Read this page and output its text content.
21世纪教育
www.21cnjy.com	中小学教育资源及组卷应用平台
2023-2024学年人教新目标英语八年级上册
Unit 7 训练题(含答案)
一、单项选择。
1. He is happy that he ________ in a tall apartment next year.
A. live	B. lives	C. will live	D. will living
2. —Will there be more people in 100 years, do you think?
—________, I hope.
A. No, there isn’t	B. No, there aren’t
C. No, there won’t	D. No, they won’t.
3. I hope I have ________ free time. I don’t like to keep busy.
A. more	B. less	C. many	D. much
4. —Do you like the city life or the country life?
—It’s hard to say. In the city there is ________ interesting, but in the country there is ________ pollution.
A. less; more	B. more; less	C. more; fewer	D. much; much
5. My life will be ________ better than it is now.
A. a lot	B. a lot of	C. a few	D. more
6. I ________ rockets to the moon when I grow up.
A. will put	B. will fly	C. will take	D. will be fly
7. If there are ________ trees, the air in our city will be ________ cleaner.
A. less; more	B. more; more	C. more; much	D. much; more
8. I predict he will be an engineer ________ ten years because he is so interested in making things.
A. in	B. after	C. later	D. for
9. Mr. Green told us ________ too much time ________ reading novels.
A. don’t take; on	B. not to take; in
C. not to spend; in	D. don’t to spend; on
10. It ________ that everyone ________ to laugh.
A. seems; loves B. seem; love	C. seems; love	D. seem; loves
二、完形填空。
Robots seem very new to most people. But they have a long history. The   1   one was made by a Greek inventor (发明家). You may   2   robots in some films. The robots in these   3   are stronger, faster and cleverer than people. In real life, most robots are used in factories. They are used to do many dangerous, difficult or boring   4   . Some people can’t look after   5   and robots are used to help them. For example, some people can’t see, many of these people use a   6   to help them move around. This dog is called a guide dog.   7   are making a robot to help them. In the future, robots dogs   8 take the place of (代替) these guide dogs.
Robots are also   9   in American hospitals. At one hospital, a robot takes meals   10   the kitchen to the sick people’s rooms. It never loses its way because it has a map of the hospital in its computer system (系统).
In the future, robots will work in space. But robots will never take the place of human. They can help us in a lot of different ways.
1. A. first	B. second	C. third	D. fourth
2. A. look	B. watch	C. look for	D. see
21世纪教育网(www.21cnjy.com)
================================
▶ Job:
Go through the material line by line. Show each line that contains the string "years".

▶ Exercise response:
2. —Will there be more people in 100 years, do you think?
8. I predict he will be an engineer ________ ten years because he is so interested in making things.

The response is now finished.